Work required:
Here are some records. Copy each one exactly.

Material for this task:

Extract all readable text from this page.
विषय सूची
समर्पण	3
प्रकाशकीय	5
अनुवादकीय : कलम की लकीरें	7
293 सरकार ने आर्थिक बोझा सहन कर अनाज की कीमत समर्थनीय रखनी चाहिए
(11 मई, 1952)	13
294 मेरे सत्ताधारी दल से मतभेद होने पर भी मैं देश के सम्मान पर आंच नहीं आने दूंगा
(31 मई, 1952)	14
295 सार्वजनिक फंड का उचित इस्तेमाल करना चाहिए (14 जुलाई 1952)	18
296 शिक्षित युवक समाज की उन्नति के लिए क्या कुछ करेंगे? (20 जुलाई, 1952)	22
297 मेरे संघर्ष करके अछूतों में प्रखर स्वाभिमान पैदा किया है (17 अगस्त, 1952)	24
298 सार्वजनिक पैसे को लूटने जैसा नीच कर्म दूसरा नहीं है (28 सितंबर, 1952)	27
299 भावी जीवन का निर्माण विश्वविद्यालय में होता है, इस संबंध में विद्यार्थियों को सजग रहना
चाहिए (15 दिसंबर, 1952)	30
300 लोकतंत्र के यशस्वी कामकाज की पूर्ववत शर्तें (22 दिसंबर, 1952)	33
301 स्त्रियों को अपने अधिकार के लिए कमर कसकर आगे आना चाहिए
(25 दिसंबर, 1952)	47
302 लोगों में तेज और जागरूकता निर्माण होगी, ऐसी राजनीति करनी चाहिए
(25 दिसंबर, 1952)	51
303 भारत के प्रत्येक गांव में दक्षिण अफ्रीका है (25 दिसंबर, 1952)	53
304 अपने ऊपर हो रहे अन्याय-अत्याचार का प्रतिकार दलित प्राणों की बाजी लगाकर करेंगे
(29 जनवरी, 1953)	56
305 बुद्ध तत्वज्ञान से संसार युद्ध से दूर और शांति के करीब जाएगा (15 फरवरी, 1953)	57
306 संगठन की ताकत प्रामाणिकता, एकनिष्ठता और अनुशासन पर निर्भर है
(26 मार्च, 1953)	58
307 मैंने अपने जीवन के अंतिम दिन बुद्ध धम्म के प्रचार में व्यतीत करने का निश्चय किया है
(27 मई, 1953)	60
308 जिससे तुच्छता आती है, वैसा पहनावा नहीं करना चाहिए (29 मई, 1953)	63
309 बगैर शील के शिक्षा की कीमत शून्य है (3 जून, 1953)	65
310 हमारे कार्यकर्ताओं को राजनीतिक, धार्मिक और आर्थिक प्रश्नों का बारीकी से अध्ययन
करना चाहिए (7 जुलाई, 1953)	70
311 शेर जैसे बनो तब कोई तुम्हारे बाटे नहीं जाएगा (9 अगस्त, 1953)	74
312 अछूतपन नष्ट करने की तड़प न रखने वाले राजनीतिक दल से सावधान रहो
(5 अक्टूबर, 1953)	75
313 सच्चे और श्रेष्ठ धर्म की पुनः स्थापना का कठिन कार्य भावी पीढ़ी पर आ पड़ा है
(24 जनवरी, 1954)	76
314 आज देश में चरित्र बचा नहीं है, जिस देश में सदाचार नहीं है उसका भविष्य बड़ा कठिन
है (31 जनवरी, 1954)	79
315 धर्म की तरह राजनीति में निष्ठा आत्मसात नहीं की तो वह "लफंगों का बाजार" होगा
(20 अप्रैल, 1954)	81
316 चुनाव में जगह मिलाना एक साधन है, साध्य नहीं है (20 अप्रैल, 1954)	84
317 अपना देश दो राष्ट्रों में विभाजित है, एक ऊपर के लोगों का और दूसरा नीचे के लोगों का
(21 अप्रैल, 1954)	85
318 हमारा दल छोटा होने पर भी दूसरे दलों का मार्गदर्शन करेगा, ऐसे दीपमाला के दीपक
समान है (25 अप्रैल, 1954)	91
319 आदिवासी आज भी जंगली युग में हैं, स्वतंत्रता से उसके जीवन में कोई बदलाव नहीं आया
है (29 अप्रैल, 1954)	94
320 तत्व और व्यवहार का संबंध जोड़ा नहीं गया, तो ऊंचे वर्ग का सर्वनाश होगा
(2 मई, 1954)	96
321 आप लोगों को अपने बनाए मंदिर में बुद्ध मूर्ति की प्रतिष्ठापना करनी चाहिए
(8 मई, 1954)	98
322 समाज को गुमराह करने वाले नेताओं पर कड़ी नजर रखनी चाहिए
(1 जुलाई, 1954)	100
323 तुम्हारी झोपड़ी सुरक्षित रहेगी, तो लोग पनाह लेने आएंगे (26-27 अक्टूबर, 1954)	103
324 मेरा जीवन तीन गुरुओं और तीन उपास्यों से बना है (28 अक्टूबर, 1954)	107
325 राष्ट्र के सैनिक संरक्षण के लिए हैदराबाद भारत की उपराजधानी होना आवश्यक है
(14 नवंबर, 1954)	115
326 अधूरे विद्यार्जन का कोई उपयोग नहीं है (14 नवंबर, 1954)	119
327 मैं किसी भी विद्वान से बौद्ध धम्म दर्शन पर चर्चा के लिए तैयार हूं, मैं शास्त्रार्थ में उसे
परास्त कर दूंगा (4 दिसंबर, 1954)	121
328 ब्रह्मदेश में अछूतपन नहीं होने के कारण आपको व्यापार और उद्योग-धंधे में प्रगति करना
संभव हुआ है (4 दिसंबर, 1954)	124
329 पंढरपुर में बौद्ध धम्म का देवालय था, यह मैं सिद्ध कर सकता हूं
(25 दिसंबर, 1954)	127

Solution for this task:
Extract all readable text from this page.
विषय सूची
समर्पण	3
प्रकाशकीय	5
अनुवादकीय : कलम की लकीरें	7
293 सरकार ने आर्थिक बोझा सहन कर अनाज की कीमत समर्थनीय रखनी चाहिए
(11 मई, 1952)	13
294 मेरे सत्ताधारी दल से मतभेद होने पर भी मैं देश के सम्मान पर आंच नहीं आने दूंगा
(31 मई, 1952)	14
295 सार्वजनिक फंड का उचित इस्तेमाल करना चाहिए (14 जुलाई 1952)	18
296 शिक्षित युवक समाज की उन्नति के लिए क्या कुछ करेंगे? (20 जुलाई, 1952)	22
297 मेरे संघर्ष करके अछूतों में प्रखर स्वाभिमान पैदा किया है (17 अगस्त, 1952)	24
298 सार्वजनिक पैसे को लूटने जैसा नीच कर्म दूसरा नहीं है (28 सितंबर, 1952)	27
299 भावी जीवन का निर्माण विश्वविद्यालय में होता है, इस संबंध में विद्यार्थियों को सजग रहना
चाहिए (15 दिसंबर, 1952)	30
300 लोकतंत्र के यशस्वी कामकाज की पूर्ववत शर्तें (22 दिसंबर, 1952)	33
301 स्त्रियों को अपने अधिकार के लिए कमर कसकर आगे आना चाहिए
(25 दिसंबर, 1952)	47
302 लोगों में तेज और जागरूकता निर्माण होगी, ऐसी राजनीति करनी चाहिए
(25 दिसंबर, 1952)	51
303 भारत के प्रत्येक गांव में दक्षिण अफ्रीका है (25 दिसंबर, 1952)	53
304 अपने ऊपर हो रहे अन्याय-अत्याचार का प्रतिकार दलित प्राणों की बाजी लगाकर करेंगे
(29 जनवरी, 1953)	56
305 बुद्ध तत्वज्ञान से संसार युद्ध से दूर और शांति के करीब जाएगा (15 फरवरी, 1953)	57
306 संगठन की ताकत प्रामाणिकता, एकनिष्ठता और अनुशासन पर निर्भर है
(26 मार्च, 1953)	58
307 मैंने अपने जीवन के अंतिम दिन बुद्ध धम्म के प्रचार में व्यतीत करने का निश्चय किया है
(27 मई, 1953)	60
308 जिससे तुच्छता आती है, वैसा पहनावा नहीं करना चाहिए (29 मई, 1953)	63
309 बगैर शील के शिक्षा की कीमत शून्य है (3 जून, 1953)	65
310 हमारे कार्यकर्ताओं को राजनीतिक, धार्मिक और आर्थिक प्रश्नों का बारीकी से अध्ययन
करना चाहिए (7 जुलाई, 1953)	70
311 शेर जैसे बनो तब कोई तुम्हारे बाटे नहीं जाएगा (9 अगस्त, 1953)	74
312 अछूतपन नष्ट करने की तड़प न रखने वाले राजनीतिक दल से सावधान रहो
(5 अक्टूबर, 1953)	75
313 सच्चे और श्रेष्ठ धर्म की पुनः स्थापना का कठिन कार्य भावी पीढ़ी पर आ पड़ा है
(24 जनवरी, 1954)	76
314 आज देश में चरित्र बचा नहीं है, जिस देश में सदाचार नहीं है उसका भविष्य बड़ा कठिन
है (31 जनवरी, 1954)	79
315 धर्म की तरह राजनीति में निष्ठा आत्मसात नहीं की तो वह "लफंगों का बाजार" होगा
(20 अप्रैल, 1954)	81
316 चुनाव में जगह मिलाना एक साधन है, साध्य नहीं है (20 अप्रैल, 1954)	84
317 अपना देश दो राष्ट्रों में विभाजित है, एक ऊपर के लोगों का और दूसरा नीचे के लोगों का
(21 अप्रैल, 1954)	85
318 हमारा दल छोटा होने पर भी दूसरे दलों का मार्गदर्शन करेगा, ऐसे दीपमाला के दीपक
समान है (25 अप्रैल, 1954)	91
319 आदिवासी आज भी जंगली युग में हैं, स्वतंत्रता से उसके जीवन में कोई बदलाव नहीं आया
है (29 अप्रैल, 1954)	94
320 तत्व और व्यवहार का संबंध जोड़ा नहीं गया, तो ऊंचे वर्ग का सर्वनाश होगा
(2 मई, 1954)	96
321 आप लोगों को अपने बनाए मंदिर में बुद्ध मूर्ति की प्रतिष्ठापना करनी चाहिए
(8 मई, 1954)	98
322 समाज को गुमराह करने वाले नेताओं पर कड़ी नजर रखनी चाहिए
(1 जुलाई, 1954)	100
323 तुम्हारी झोपड़ी सुरक्षित रहेगी, तो लोग पनाह लेने आएंगे (26-27 अक्टूबर, 1954)	103
324 मेरा जीवन तीन गुरुओं और तीन उपास्यों से बना है (28 अक्टूबर, 1954)	107
325 राष्ट्र के सैनिक संरक्षण के लिए हैदराबाद भारत की उपराजधानी होना आवश्यक है
(14 नवंबर, 1954)	115
326 अधूरे विद्यार्जन का कोई उपयोग नहीं है (14 नवंबर, 1954)	119
327 मैं किसी भी विद्वान से बौद्ध धम्म दर्शन पर चर्चा के लिए तैयार हूं, मैं शास्त्रार्थ में उसे
परास्त कर दूंगा (4 दिसंबर, 1954)	121
328 ब्रह्मदेश में अछूतपन नहीं होने के कारण आपको व्यापार और उद्योग-धंधे में प्रगति करना
संभव हुआ है (4 दिसंबर, 1954)	124
329 पंढरपुर में बौद्ध धम्म का देवालय था, यह मैं सिद्ध कर सकता हूं
(25 दिसंबर, 1954)	127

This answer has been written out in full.